▸ **Given task**
Reproduce each line of the material exactly, minus any picture.

▸ **Extracted information**
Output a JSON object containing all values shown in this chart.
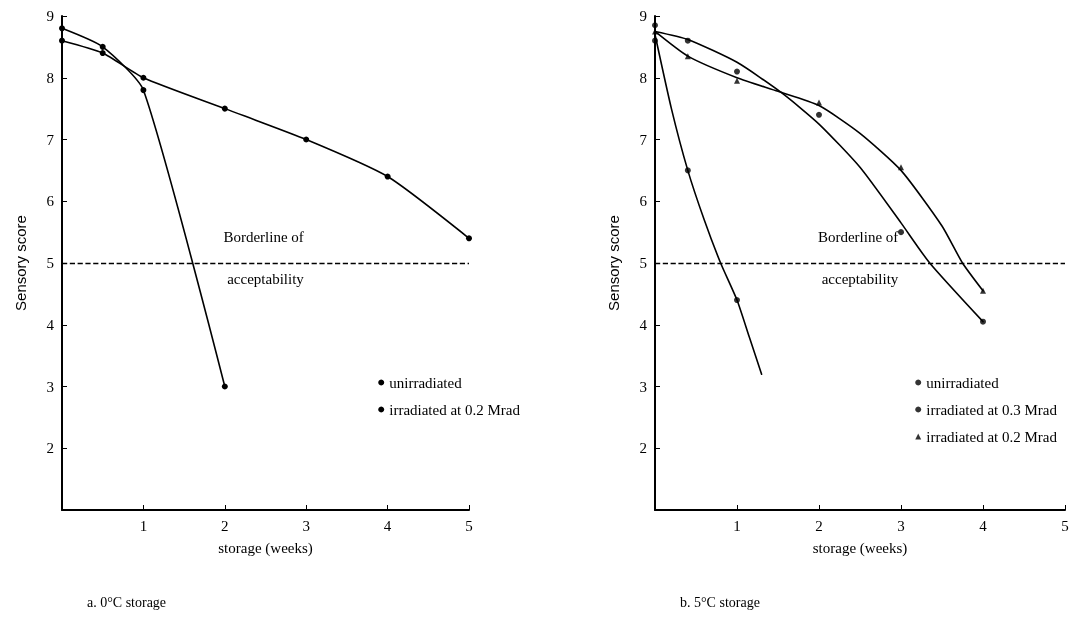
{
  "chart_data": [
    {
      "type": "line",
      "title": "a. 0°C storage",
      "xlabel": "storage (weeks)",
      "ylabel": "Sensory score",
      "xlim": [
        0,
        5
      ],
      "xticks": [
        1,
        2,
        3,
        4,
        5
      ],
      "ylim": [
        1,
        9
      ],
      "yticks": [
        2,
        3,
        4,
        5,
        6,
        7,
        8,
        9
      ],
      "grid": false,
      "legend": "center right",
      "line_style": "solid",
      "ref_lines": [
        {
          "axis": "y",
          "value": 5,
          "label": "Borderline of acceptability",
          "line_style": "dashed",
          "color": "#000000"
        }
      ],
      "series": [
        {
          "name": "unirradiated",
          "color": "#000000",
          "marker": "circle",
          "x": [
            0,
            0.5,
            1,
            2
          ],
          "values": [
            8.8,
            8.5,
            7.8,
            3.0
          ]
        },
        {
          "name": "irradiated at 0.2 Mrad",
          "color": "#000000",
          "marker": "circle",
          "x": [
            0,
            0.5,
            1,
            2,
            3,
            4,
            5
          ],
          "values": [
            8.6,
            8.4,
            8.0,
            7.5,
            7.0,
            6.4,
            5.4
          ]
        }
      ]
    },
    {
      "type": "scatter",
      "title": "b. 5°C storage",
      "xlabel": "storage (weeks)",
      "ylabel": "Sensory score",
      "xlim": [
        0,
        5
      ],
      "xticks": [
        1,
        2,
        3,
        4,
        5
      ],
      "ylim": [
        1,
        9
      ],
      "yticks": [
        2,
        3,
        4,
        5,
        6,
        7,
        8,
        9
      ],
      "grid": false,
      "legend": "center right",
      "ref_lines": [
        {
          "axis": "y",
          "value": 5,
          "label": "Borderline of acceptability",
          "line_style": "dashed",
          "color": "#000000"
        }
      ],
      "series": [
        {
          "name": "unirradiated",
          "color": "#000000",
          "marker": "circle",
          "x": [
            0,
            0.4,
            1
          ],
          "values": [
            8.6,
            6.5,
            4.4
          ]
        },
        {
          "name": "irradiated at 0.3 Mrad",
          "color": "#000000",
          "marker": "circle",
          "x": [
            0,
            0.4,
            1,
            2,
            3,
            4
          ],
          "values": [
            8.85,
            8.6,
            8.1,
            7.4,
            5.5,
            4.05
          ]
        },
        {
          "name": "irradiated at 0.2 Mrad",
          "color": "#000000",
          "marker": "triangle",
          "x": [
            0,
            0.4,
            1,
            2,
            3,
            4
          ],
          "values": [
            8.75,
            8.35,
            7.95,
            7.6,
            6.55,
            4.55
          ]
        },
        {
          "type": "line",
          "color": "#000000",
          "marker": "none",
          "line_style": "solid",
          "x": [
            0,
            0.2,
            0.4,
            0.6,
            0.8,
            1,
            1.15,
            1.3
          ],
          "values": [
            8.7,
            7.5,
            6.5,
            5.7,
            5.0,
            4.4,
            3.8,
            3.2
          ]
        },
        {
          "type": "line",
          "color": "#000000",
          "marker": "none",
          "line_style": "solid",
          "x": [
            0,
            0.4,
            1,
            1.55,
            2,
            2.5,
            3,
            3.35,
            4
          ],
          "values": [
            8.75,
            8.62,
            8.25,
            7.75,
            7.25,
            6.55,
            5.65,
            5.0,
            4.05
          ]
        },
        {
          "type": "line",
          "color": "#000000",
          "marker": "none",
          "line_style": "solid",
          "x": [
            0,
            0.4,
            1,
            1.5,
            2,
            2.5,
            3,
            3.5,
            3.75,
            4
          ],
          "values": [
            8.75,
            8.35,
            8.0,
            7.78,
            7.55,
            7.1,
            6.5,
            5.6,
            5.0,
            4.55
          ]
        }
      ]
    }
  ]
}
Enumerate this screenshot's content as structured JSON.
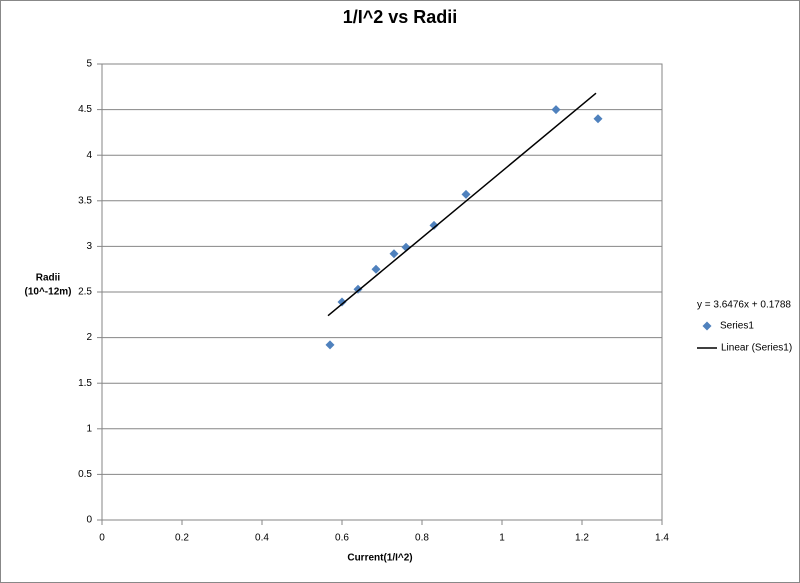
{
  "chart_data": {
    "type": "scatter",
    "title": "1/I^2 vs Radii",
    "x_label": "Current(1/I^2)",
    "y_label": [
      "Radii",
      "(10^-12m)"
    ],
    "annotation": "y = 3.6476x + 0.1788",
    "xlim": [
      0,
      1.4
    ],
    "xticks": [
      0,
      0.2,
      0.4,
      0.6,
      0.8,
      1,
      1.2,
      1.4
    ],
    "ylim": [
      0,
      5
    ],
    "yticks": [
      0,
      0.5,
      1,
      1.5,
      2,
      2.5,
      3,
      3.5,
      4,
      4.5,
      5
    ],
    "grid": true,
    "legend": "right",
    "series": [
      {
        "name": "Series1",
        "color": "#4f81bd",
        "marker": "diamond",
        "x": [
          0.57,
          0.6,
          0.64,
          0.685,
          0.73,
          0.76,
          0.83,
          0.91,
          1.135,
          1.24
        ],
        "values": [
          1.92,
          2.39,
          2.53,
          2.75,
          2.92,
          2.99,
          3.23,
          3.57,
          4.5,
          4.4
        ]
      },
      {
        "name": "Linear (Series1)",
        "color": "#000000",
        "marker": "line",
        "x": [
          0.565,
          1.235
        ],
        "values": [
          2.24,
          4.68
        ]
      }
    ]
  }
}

▸ **Complete output**
Output a JSON object containing all values shown in this chart.
{
  "chart_data": [
    {
      "type": "line",
      "title": "a. 0°C storage",
      "xlabel": "storage (weeks)",
      "ylabel": "Sensory score",
      "xlim": [
        0,
        5
      ],
      "xticks": [
        1,
        2,
        3,
        4,
        5
      ],
      "ylim": [
        1,
        9
      ],
      "yticks": [
        2,
        3,
        4,
        5,
        6,
        7,
        8,
        9
      ],
      "grid": false,
      "legend": "center right",
      "line_style": "solid",
      "ref_lines": [
        {
          "axis": "y",
          "value": 5,
          "label": "Borderline of acceptability",
          "line_style": "dashed",
          "color": "#000000"
        }
      ],
      "series": [
        {
          "name": "unirradiated",
          "color": "#000000",
          "marker": "circle",
          "x": [
            0,
            0.5,
            1,
            2
          ],
          "values": [
            8.8,
            8.5,
            7.8,
            3.0
          ]
        },
        {
          "name": "irradiated at 0.2 Mrad",
          "color": "#000000",
          "marker": "circle",
          "x": [
            0,
            0.5,
            1,
            2,
            3,
            4,
            5
          ],
          "values": [
            8.6,
            8.4,
            8.0,
            7.5,
            7.0,
            6.4,
            5.4
          ]
        }
      ]
    },
    {
      "type": "scatter",
      "title": "b. 5°C storage",
      "xlabel": "storage (weeks)",
      "ylabel": "Sensory score",
      "xlim": [
        0,
        5
      ],
      "xticks": [
        1,
        2,
        3,
        4,
        5
      ],
      "ylim": [
        1,
        9
      ],
      "yticks": [
        2,
        3,
        4,
        5,
        6,
        7,
        8,
        9
      ],
      "grid": false,
      "legend": "center right",
      "ref_lines": [
        {
          "axis": "y",
          "value": 5,
          "label": "Borderline of acceptability",
          "line_style": "dashed",
          "color": "#000000"
        }
      ],
      "series": [
        {
          "name": "unirradiated",
          "color": "#000000",
          "marker": "circle",
          "x": [
            0,
            0.4,
            1
          ],
          "values": [
            8.6,
            6.5,
            4.4
          ]
        },
        {
          "name": "irradiated at 0.3 Mrad",
          "color": "#000000",
          "marker": "circle",
          "x": [
            0,
            0.4,
            1,
            2,
            3,
            4
          ],
          "values": [
            8.85,
            8.6,
            8.1,
            7.4,
            5.5,
            4.05
          ]
        },
        {
          "name": "irradiated at 0.2 Mrad",
          "color": "#000000",
          "marker": "triangle",
          "x": [
            0,
            0.4,
            1,
            2,
            3,
            4
          ],
          "values": [
            8.75,
            8.35,
            7.95,
            7.6,
            6.55,
            4.55
          ]
        },
        {
          "type": "line",
          "color": "#000000",
          "marker": "none",
          "line_style": "solid",
          "x": [
            0,
            0.2,
            0.4,
            0.6,
            0.8,
            1,
            1.15,
            1.3
          ],
          "values": [
            8.7,
            7.5,
            6.5,
            5.7,
            5.0,
            4.4,
            3.8,
            3.2
          ]
        },
        {
          "type": "line",
          "color": "#000000",
          "marker": "none",
          "line_style": "solid",
          "x": [
            0,
            0.4,
            1,
            1.55,
            2,
            2.5,
            3,
            3.35,
            4
          ],
          "values": [
            8.75,
            8.62,
            8.25,
            7.75,
            7.25,
            6.55,
            5.65,
            5.0,
            4.05
          ]
        },
        {
          "type": "line",
          "color": "#000000",
          "marker": "none",
          "line_style": "solid",
          "x": [
            0,
            0.4,
            1,
            1.5,
            2,
            2.5,
            3,
            3.5,
            3.75,
            4
          ],
          "values": [
            8.75,
            8.35,
            8.0,
            7.78,
            7.55,
            7.1,
            6.5,
            5.6,
            5.0,
            4.55
          ]
        }
      ]
    }
  ]
}
Enumerate this screenshot's content as structured JSON.
{
  "chart_data": {
    "type": "scatter",
    "title": "1/I^2 vs Radii",
    "x_label": "Current(1/I^2)",
    "y_label": [
      "Radii",
      "(10^-12m)"
    ],
    "annotation": "y = 3.6476x + 0.1788",
    "xlim": [
      0,
      1.4
    ],
    "xticks": [
      0,
      0.2,
      0.4,
      0.6,
      0.8,
      1,
      1.2,
      1.4
    ],
    "ylim": [
      0,
      5
    ],
    "yticks": [
      0,
      0.5,
      1,
      1.5,
      2,
      2.5,
      3,
      3.5,
      4,
      4.5,
      5
    ],
    "grid": true,
    "legend": "right",
    "series": [
      {
        "name": "Series1",
        "color": "#4f81bd",
        "marker": "diamond",
        "x": [
          0.57,
          0.6,
          0.64,
          0.685,
          0.73,
          0.76,
          0.83,
          0.91,
          1.135,
          1.24
        ],
        "values": [
          1.92,
          2.39,
          2.53,
          2.75,
          2.92,
          2.99,
          3.23,
          3.57,
          4.5,
          4.4
        ]
      },
      {
        "name": "Linear (Series1)",
        "color": "#000000",
        "marker": "line",
        "x": [
          0.565,
          1.235
        ],
        "values": [
          2.24,
          4.68
        ]
      }
    ]
  }
}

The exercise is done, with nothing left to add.